Set task 1: Reproduce verbatim the rows below, starting with the row that contains "text: Mean = 39.78 [710,66,784,80]" and continuing through the last row, both included.

--- Start of Reading text ---

The decision



IN THE UPPER TRIBUNAL
IMMIGRATION AND ASYLUM CHAMBER
Case No: UI-2023-000452 & 3

First-tier Tribunal No: EA/14149/2021, EA/02620/2022

THE IMMIGRATION ACTS

Decision & Reasons Issued:
On 20th of February 2024

Before

Mr C M G OCKELTON, VICE PRESIDENT & UT JUDGE MACLEMAN

between

SHAGUFTA SHAKER & TOOBA SHAKER
Appellants (in the FtT)
and

Secretary of State for the Home Department
Respondent (in the FtT)

For the Appellants: Mr H Ndubuisi, of Drummond Miller, Solicitors
For the Respondent: Mr T Lindsay, Senior Home Office Presenting Officer

Heard at Edinburgh on 30 November 2023

DECISION AND REASONS

1. We refer to parties as they were in the FtT.

2. The appellants are mother and daughter, citizens of Pakistan. They came to the UK as the EEA family members of a Swiss citizen, John Shaker, in 2011, and were granted permanent residence cards on 11 May 2017. The respondent narrates in the skeleton argument before us that permanent residence was revoked on 21 June 2018, because the sponsor had been stripped of his Swiss nationality on 18 October 2002. On 23 June 2021, the appellants applied for permanent residence under the EU Settlement Scheme (Appendix EU of the immigration rules; the “EUSS”), which the respondent refused on 10 February 2022. FtT Judge McGrade allowed their appeals against those refusals by a decision promulgated on 10 January 2023.

3. As recorded at [5] of the FtT’s decision, the respondent’s refusal of the first appellant’s application did not refer to earlier revocation of permanent residence status, but was based on non-provision of proof of the relevant EEA citizen’s identity and nationality in the form of a valid passport or valid national identity card. The refusal in the second appellant’s case was based on insufficient evidence that she is the child of a relevant EEA citizen. It narrated that the first appellant’s permanent residence card was revoked in May 2021, as was the permanent residence of the sponsor.

--- End of Reading text ---
--- Start of Raw data ---

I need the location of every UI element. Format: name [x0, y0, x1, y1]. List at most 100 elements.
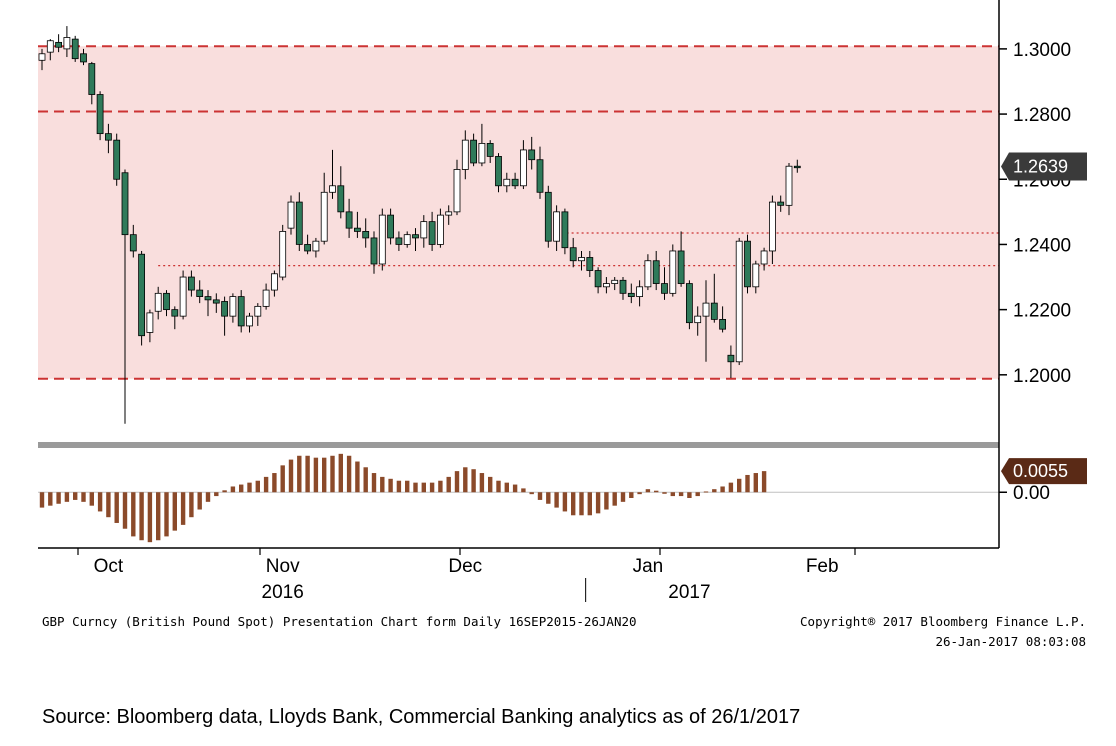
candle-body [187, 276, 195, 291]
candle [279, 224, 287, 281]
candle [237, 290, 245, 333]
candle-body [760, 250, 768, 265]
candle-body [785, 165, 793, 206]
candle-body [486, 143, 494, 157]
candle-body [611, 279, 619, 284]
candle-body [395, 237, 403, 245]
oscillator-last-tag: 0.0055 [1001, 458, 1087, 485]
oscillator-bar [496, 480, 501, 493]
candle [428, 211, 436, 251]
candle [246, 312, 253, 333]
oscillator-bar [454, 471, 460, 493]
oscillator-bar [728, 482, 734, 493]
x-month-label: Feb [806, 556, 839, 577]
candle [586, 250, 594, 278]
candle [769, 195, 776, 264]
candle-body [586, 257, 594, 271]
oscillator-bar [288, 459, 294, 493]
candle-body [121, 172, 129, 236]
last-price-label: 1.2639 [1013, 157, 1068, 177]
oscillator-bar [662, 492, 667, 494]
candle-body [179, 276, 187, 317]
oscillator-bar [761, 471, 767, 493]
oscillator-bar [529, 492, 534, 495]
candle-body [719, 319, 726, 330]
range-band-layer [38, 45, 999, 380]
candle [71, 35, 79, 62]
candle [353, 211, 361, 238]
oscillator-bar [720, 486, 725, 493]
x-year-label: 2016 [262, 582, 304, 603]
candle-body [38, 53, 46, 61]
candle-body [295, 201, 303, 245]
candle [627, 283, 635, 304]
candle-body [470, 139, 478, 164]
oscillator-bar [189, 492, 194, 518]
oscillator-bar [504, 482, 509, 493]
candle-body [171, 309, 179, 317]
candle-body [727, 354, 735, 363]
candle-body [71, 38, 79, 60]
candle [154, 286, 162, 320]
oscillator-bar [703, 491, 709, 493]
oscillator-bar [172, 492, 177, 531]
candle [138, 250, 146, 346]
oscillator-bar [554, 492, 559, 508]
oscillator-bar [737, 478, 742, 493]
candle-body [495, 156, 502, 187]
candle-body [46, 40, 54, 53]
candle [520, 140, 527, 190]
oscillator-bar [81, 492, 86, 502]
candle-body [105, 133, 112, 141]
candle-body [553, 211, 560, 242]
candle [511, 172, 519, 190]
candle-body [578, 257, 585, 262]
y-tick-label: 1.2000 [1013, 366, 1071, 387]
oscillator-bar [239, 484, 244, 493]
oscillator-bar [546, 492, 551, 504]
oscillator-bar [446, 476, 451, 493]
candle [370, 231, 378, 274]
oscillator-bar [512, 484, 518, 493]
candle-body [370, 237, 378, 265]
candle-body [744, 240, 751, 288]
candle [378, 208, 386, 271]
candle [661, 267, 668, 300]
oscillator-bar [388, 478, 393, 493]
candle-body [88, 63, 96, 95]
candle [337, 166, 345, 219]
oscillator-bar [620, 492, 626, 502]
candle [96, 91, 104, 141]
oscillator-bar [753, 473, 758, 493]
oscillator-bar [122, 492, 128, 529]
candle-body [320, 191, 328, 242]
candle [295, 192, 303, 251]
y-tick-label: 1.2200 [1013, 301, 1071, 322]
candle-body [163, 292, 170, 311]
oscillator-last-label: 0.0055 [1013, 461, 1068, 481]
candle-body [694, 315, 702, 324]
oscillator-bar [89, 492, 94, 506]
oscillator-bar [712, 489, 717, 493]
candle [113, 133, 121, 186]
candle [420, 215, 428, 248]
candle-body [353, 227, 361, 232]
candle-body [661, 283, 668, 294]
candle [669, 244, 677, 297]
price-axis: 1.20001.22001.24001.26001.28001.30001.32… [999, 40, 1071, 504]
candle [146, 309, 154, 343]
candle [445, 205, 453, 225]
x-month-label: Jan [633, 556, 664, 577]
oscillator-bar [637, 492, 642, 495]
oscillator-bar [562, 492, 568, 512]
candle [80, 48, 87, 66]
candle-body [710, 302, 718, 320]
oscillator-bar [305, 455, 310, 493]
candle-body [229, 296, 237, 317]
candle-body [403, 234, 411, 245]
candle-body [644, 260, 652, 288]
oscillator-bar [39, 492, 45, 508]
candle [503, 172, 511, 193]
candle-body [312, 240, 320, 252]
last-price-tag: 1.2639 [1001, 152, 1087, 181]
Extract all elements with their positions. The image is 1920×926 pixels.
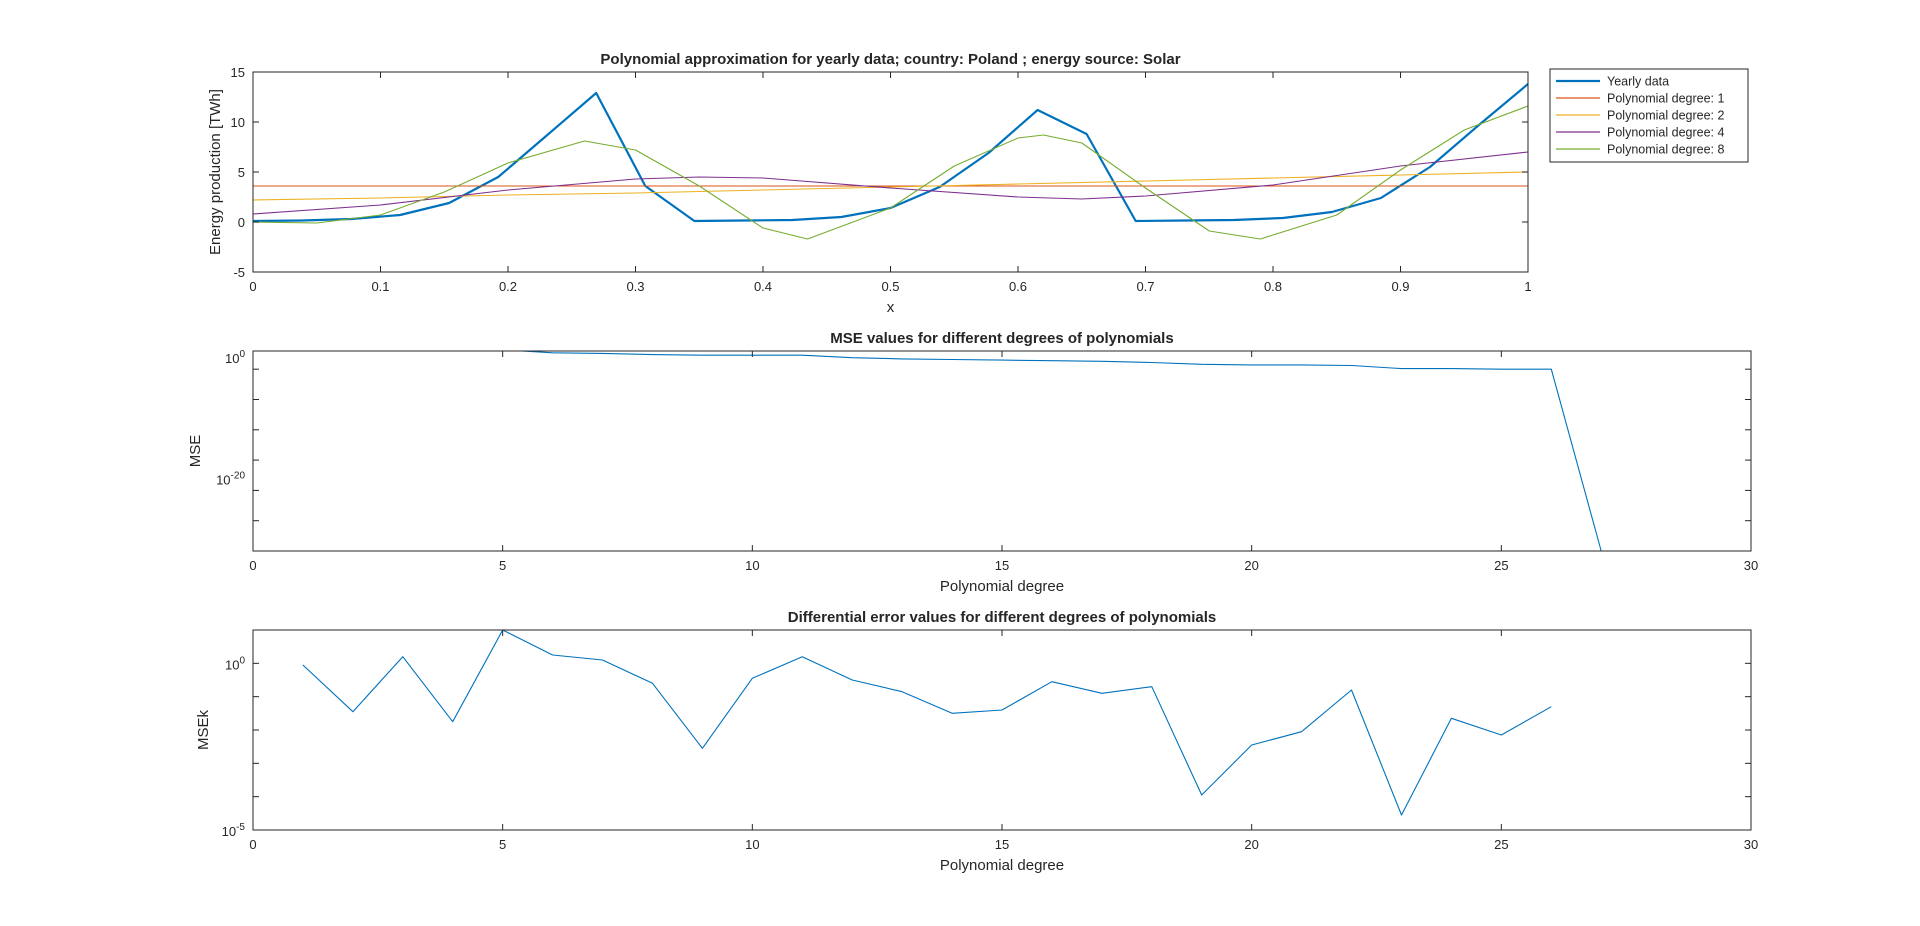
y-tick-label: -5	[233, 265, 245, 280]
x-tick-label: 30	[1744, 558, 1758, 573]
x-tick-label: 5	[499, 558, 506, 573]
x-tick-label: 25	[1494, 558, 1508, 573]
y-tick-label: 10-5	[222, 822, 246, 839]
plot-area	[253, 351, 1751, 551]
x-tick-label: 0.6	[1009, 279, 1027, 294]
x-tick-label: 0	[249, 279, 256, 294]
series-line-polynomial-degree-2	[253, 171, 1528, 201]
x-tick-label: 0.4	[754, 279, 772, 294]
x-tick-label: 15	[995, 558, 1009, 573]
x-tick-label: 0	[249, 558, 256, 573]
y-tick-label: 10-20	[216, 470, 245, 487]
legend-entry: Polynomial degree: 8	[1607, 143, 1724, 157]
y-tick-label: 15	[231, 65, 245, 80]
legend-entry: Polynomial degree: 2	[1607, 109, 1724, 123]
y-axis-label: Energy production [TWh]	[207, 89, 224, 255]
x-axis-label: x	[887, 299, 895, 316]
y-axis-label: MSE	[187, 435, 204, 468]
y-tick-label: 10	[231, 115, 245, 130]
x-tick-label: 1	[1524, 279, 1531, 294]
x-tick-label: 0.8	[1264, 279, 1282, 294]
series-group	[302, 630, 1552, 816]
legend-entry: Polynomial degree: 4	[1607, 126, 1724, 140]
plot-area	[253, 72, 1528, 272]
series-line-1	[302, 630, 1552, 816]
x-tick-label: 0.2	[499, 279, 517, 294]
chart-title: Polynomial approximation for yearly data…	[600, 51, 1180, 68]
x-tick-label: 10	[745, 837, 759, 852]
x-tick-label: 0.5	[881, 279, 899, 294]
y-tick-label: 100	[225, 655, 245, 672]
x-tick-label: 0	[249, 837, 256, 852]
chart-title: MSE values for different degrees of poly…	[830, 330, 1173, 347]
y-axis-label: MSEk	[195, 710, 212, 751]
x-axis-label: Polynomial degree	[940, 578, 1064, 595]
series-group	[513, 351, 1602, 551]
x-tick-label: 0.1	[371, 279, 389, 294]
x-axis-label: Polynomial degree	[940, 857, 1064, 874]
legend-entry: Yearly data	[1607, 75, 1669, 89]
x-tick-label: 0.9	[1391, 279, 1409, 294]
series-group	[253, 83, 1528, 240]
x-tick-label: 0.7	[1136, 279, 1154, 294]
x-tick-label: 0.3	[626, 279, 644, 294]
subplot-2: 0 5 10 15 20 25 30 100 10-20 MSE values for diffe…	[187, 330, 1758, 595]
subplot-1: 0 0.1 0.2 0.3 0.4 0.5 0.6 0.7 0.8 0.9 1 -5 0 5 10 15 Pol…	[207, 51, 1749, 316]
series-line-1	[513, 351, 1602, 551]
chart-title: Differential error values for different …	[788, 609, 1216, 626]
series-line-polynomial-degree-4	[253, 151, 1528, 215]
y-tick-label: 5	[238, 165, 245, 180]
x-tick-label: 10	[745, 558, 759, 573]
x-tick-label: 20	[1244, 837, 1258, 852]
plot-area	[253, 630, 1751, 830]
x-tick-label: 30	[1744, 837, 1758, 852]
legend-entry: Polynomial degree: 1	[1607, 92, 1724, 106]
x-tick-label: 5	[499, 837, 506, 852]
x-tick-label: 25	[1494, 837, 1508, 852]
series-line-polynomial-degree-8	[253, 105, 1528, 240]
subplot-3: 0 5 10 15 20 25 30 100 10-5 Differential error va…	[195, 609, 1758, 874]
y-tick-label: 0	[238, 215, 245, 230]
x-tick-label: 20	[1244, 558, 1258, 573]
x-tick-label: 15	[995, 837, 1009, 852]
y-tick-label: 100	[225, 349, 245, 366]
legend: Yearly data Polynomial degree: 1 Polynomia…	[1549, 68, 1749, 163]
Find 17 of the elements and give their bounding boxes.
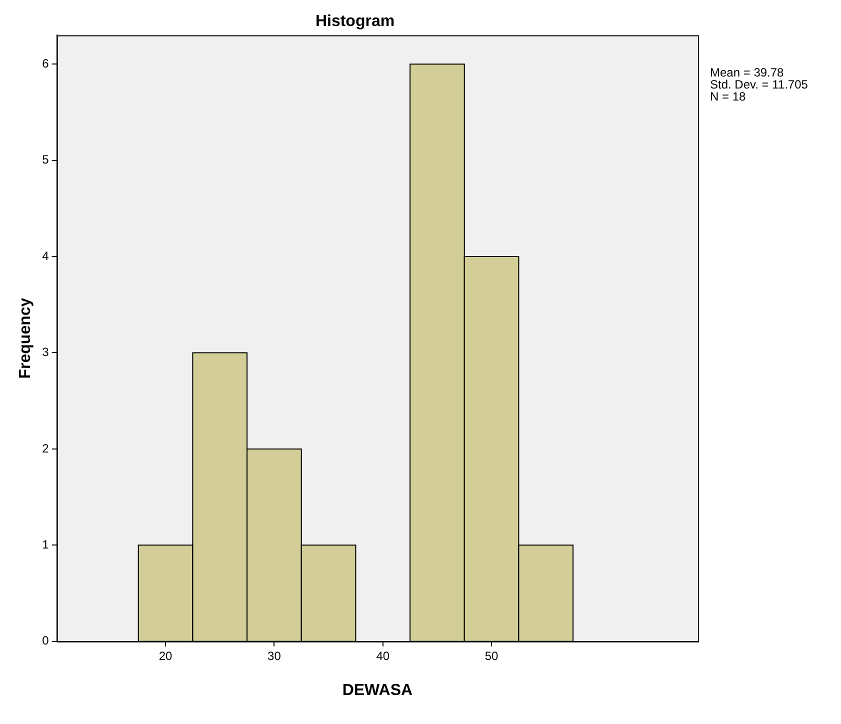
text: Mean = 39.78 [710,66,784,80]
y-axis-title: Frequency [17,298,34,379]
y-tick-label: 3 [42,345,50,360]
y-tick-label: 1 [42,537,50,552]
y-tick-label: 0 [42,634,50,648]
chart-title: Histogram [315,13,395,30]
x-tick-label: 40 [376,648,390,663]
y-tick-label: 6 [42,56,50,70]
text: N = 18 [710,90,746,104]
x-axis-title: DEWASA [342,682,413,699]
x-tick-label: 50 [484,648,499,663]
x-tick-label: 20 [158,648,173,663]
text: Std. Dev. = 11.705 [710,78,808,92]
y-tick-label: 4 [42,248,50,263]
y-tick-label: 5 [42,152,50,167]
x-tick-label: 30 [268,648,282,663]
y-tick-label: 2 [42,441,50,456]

--- End of Raw data ---

Set task 2: According to the tribunal decision, where and on what date was the case heard?

Worked solution 1:
text: Mean = 39.78 [710,66,784,80]
y-axis-title: Frequency [17,298,34,379]
y-tick-label: 3 [42,345,50,360]
y-tick-label: 1 [42,537,50,552]
y-tick-label: 0 [42,634,50,648]
chart-title: Histogram [315,13,395,30]
x-tick-label: 40 [376,648,390,663]
y-tick-label: 6 [42,56,50,70]
text: N = 18 [710,90,746,104]
x-axis-title: DEWASA [342,682,413,699]
x-tick-label: 50 [484,648,499,663]
x-tick-label: 20 [158,648,173,663]
text: Std. Dev. = 11.705 [710,78,808,92]
y-tick-label: 4 [42,248,50,263]
y-tick-label: 5 [42,152,50,167]
x-tick-label: 30 [268,648,282,663]
y-tick-label: 2 [42,441,50,456]

Worked solution 2: Edinburgh, on 30 November 2023.